--- WRITTEN EXERCISE ---
Below is a set of records; restate each one word for word.

--- Part of a data file ---
_ _ _
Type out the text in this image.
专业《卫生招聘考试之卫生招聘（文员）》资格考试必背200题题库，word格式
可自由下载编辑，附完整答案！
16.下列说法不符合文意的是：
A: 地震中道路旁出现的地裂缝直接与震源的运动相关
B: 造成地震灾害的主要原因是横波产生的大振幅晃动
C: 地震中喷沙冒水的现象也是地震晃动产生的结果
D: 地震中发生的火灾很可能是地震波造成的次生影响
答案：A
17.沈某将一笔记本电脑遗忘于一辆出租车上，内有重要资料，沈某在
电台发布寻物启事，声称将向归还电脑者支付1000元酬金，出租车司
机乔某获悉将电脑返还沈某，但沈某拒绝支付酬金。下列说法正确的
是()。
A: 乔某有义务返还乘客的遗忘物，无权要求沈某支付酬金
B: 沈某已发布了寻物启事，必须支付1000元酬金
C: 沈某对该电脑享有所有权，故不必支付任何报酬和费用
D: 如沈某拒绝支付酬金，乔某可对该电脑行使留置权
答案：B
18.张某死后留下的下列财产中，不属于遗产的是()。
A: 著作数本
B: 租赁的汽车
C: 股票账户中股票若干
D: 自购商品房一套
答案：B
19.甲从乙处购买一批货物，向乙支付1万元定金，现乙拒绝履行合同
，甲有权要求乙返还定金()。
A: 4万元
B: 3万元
_ _ _
--- RESPONSE BELOW ---
Type out the text in this image.
专业《卫生招聘考试之卫生招聘（文员）》资格考试必背200题题库，word格式
可自由下载编辑，附完整答案！
16.下列说法不符合文意的是：
A: 地震中道路旁出现的地裂缝直接与震源的运动相关
B: 造成地震灾害的主要原因是横波产生的大振幅晃动
C: 地震中喷沙冒水的现象也是地震晃动产生的结果
D: 地震中发生的火灾很可能是地震波造成的次生影响
答案：A
17.沈某将一笔记本电脑遗忘于一辆出租车上，内有重要资料，沈某在
电台发布寻物启事，声称将向归还电脑者支付1000元酬金，出租车司
机乔某获悉将电脑返还沈某，但沈某拒绝支付酬金。下列说法正确的
是()。
A: 乔某有义务返还乘客的遗忘物，无权要求沈某支付酬金
B: 沈某已发布了寻物启事，必须支付1000元酬金
C: 沈某对该电脑享有所有权，故不必支付任何报酬和费用
D: 如沈某拒绝支付酬金，乔某可对该电脑行使留置权
答案：B
18.张某死后留下的下列财产中，不属于遗产的是()。
A: 著作数本
B: 租赁的汽车
C: 股票账户中股票若干
D: 自购商品房一套
答案：B
19.甲从乙处购买一批货物，向乙支付1万元定金，现乙拒绝履行合同
，甲有权要求乙返还定金()。
A: 4万元
B: 3万元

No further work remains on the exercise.